--- Start of TASK INPUT ---

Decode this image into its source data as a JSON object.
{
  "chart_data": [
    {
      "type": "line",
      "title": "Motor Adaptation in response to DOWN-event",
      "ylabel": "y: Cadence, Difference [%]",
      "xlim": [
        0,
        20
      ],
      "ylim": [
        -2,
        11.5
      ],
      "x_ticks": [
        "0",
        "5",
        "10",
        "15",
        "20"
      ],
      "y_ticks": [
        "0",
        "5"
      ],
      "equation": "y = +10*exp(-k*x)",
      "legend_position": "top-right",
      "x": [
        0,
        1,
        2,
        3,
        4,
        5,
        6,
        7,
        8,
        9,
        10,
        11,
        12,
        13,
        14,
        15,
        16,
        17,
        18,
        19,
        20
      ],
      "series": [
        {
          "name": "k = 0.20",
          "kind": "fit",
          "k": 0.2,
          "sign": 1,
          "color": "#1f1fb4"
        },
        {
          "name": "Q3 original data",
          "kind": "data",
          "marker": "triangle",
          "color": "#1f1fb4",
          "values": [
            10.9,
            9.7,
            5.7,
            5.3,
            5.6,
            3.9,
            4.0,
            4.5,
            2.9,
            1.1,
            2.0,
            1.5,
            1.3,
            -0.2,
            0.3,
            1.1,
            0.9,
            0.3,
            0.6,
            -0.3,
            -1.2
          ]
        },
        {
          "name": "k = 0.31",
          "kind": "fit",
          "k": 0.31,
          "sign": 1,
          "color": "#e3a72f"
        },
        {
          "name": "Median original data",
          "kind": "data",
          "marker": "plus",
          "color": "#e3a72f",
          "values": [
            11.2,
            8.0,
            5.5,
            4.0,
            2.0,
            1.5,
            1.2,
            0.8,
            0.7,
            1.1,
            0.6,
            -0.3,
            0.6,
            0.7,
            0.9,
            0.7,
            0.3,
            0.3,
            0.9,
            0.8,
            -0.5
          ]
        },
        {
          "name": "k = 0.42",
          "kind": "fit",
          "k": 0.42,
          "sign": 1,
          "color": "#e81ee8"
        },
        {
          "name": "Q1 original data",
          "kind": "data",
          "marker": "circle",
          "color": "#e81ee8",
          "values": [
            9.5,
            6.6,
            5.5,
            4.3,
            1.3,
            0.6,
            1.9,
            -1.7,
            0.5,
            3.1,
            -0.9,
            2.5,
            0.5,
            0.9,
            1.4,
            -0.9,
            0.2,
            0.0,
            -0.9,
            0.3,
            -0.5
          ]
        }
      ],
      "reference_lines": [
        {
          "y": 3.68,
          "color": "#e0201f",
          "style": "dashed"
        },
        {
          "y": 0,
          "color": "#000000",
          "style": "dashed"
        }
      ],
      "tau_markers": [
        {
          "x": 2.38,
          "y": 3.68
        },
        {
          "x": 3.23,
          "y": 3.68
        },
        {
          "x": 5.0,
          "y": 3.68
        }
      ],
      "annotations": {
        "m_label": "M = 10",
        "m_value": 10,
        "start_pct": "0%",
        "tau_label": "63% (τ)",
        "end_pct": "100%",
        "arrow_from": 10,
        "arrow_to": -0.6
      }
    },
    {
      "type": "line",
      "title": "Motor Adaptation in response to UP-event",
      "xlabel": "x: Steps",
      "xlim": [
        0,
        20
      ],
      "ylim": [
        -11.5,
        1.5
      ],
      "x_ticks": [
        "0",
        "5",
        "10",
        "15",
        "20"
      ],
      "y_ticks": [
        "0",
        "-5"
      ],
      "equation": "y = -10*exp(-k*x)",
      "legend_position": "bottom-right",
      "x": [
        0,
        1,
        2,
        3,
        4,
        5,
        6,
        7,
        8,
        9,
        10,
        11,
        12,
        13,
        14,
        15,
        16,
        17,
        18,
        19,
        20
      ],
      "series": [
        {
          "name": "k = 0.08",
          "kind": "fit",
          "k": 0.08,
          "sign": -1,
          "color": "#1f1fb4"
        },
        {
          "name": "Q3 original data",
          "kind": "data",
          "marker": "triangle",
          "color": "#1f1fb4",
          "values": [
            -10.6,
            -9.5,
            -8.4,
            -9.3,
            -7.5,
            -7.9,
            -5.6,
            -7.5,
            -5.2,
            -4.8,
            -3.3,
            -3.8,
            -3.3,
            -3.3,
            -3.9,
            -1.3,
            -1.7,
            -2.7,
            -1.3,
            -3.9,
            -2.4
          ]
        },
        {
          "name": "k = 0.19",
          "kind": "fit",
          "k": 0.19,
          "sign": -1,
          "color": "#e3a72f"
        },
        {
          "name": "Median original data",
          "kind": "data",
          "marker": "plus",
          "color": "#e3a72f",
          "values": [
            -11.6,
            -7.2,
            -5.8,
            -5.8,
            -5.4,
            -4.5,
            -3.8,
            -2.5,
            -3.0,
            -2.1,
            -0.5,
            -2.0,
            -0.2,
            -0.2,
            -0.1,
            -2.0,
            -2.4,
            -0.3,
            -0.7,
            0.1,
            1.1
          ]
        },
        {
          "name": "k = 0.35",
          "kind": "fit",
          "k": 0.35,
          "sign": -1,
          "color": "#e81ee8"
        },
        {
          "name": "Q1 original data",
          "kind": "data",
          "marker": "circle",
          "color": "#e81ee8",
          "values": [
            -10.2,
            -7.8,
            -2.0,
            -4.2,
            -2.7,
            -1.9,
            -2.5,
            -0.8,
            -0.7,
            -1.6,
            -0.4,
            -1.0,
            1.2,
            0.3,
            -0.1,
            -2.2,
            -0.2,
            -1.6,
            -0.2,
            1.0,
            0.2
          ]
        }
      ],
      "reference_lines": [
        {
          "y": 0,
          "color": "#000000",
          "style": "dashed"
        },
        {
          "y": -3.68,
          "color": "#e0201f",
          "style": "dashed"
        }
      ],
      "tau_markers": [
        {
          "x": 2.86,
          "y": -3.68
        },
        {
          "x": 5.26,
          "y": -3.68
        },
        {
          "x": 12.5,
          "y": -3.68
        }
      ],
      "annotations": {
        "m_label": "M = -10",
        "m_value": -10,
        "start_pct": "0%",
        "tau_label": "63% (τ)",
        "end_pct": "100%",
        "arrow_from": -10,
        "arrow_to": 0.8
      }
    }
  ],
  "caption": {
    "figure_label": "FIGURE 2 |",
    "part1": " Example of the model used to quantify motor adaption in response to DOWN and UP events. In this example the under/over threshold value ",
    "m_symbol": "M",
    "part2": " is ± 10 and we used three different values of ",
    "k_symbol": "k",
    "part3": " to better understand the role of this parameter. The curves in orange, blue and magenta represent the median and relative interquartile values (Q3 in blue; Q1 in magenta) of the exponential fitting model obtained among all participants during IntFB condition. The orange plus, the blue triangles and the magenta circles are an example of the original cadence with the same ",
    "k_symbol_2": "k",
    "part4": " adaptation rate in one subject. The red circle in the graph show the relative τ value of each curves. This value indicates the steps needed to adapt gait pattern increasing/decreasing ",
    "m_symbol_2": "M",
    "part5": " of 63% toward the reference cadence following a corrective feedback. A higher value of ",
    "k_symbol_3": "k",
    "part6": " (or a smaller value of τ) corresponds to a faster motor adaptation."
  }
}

--- End of TASK INPUT ---

Copy every record exactly, with nothing added or dropped.

Decode this image into its source data as a JSON object.
{
  "chart_data": [
    {
      "type": "line",
      "title": "Motor Adaptation in response to DOWN-event",
      "ylabel": "y: Cadence, Difference [%]",
      "xlim": [
        0,
        20
      ],
      "ylim": [
        -2,
        11.5
      ],
      "x_ticks": [
        "0",
        "5",
        "10",
        "15",
        "20"
      ],
      "y_ticks": [
        "0",
        "5"
      ],
      "equation": "y = +10*exp(-k*x)",
      "legend_position": "top-right",
      "x": [
        0,
        1,
        2,
        3,
        4,
        5,
        6,
        7,
        8,
        9,
        10,
        11,
        12,
        13,
        14,
        15,
        16,
        17,
        18,
        19,
        20
      ],
      "series": [
        {
          "name": "k = 0.20",
          "kind": "fit",
          "k": 0.2,
          "sign": 1,
          "color": "#1f1fb4"
        },
        {
          "name": "Q3 original data",
          "kind": "data",
          "marker": "triangle",
          "color": "#1f1fb4",
          "values": [
            10.9,
            9.7,
            5.7,
            5.3,
            5.6,
            3.9,
            4.0,
            4.5,
            2.9,
            1.1,
            2.0,
            1.5,
            1.3,
            -0.2,
            0.3,
            1.1,
            0.9,
            0.3,
            0.6,
            -0.3,
            -1.2
          ]
        },
        {
          "name": "k = 0.31",
          "kind": "fit",
          "k": 0.31,
          "sign": 1,
          "color": "#e3a72f"
        },
        {
          "name": "Median original data",
          "kind": "data",
          "marker": "plus",
          "color": "#e3a72f",
          "values": [
            11.2,
            8.0,
            5.5,
            4.0,
            2.0,
            1.5,
            1.2,
            0.8,
            0.7,
            1.1,
            0.6,
            -0.3,
            0.6,
            0.7,
            0.9,
            0.7,
            0.3,
            0.3,
            0.9,
            0.8,
            -0.5
          ]
        },
        {
          "name": "k = 0.42",
          "kind": "fit",
          "k": 0.42,
          "sign": 1,
          "color": "#e81ee8"
        },
        {
          "name": "Q1 original data",
          "kind": "data",
          "marker": "circle",
          "color": "#e81ee8",
          "values": [
            9.5,
            6.6,
            5.5,
            4.3,
            1.3,
            0.6,
            1.9,
            -1.7,
            0.5,
            3.1,
            -0.9,
            2.5,
            0.5,
            0.9,
            1.4,
            -0.9,
            0.2,
            0.0,
            -0.9,
            0.3,
            -0.5
          ]
        }
      ],
      "reference_lines": [
        {
          "y": 3.68,
          "color": "#e0201f",
          "style": "dashed"
        },
        {
          "y": 0,
          "color": "#000000",
          "style": "dashed"
        }
      ],
      "tau_markers": [
        {
          "x": 2.38,
          "y": 3.68
        },
        {
          "x": 3.23,
          "y": 3.68
        },
        {
          "x": 5.0,
          "y": 3.68
        }
      ],
      "annotations": {
        "m_label": "M = 10",
        "m_value": 10,
        "start_pct": "0%",
        "tau_label": "63% (τ)",
        "end_pct": "100%",
        "arrow_from": 10,
        "arrow_to": -0.6
      }
    },
    {
      "type": "line",
      "title": "Motor Adaptation in response to UP-event",
      "xlabel": "x: Steps",
      "xlim": [
        0,
        20
      ],
      "ylim": [
        -11.5,
        1.5
      ],
      "x_ticks": [
        "0",
        "5",
        "10",
        "15",
        "20"
      ],
      "y_ticks": [
        "0",
        "-5"
      ],
      "equation": "y = -10*exp(-k*x)",
      "legend_position": "bottom-right",
      "x": [
        0,
        1,
        2,
        3,
        4,
        5,
        6,
        7,
        8,
        9,
        10,
        11,
        12,
        13,
        14,
        15,
        16,
        17,
        18,
        19,
        20
      ],
      "series": [
        {
          "name": "k = 0.08",
          "kind": "fit",
          "k": 0.08,
          "sign": -1,
          "color": "#1f1fb4"
        },
        {
          "name": "Q3 original data",
          "kind": "data",
          "marker": "triangle",
          "color": "#1f1fb4",
          "values": [
            -10.6,
            -9.5,
            -8.4,
            -9.3,
            -7.5,
            -7.9,
            -5.6,
            -7.5,
            -5.2,
            -4.8,
            -3.3,
            -3.8,
            -3.3,
            -3.3,
            -3.9,
            -1.3,
            -1.7,
            -2.7,
            -1.3,
            -3.9,
            -2.4
          ]
        },
        {
          "name": "k = 0.19",
          "kind": "fit",
          "k": 0.19,
          "sign": -1,
          "color": "#e3a72f"
        },
        {
          "name": "Median original data",
          "kind": "data",
          "marker": "plus",
          "color": "#e3a72f",
          "values": [
            -11.6,
            -7.2,
            -5.8,
            -5.8,
            -5.4,
            -4.5,
            -3.8,
            -2.5,
            -3.0,
            -2.1,
            -0.5,
            -2.0,
            -0.2,
            -0.2,
            -0.1,
            -2.0,
            -2.4,
            -0.3,
            -0.7,
            0.1,
            1.1
          ]
        },
        {
          "name": "k = 0.35",
          "kind": "fit",
          "k": 0.35,
          "sign": -1,
          "color": "#e81ee8"
        },
        {
          "name": "Q1 original data",
          "kind": "data",
          "marker": "circle",
          "color": "#e81ee8",
          "values": [
            -10.2,
            -7.8,
            -2.0,
            -4.2,
            -2.7,
            -1.9,
            -2.5,
            -0.8,
            -0.7,
            -1.6,
            -0.4,
            -1.0,
            1.2,
            0.3,
            -0.1,
            -2.2,
            -0.2,
            -1.6,
            -0.2,
            1.0,
            0.2
          ]
        }
      ],
      "reference_lines": [
        {
          "y": 0,
          "color": "#000000",
          "style": "dashed"
        },
        {
          "y": -3.68,
          "color": "#e0201f",
          "style": "dashed"
        }
      ],
      "tau_markers": [
        {
          "x": 2.86,
          "y": -3.68
        },
        {
          "x": 5.26,
          "y": -3.68
        },
        {
          "x": 12.5,
          "y": -3.68
        }
      ],
      "annotations": {
        "m_label": "M = -10",
        "m_value": -10,
        "start_pct": "0%",
        "tau_label": "63% (τ)",
        "end_pct": "100%",
        "arrow_from": -10,
        "arrow_to": 0.8
      }
    }
  ],
  "caption": {
    "figure_label": "FIGURE 2 |",
    "part1": " Example of the model used to quantify motor adaption in response to DOWN and UP events. In this example the under/over threshold value ",
    "m_symbol": "M",
    "part2": " is ± 10 and we used three different values of ",
    "k_symbol": "k",
    "part3": " to better understand the role of this parameter. The curves in orange, blue and magenta represent the median and relative interquartile values (Q3 in blue; Q1 in magenta) of the exponential fitting model obtained among all participants during IntFB condition. The orange plus, the blue triangles and the magenta circles are an example of the original cadence with the same ",
    "k_symbol_2": "k",
    "part4": " adaptation rate in one subject. The red circle in the graph show the relative τ value of each curves. This value indicates the steps needed to adapt gait pattern increasing/decreasing ",
    "m_symbol_2": "M",
    "part5": " of 63% toward the reference cadence following a corrective feedback. A higher value of ",
    "k_symbol_3": "k",
    "part6": " (or a smaller value of τ) corresponds to a faster motor adaptation."
  }
}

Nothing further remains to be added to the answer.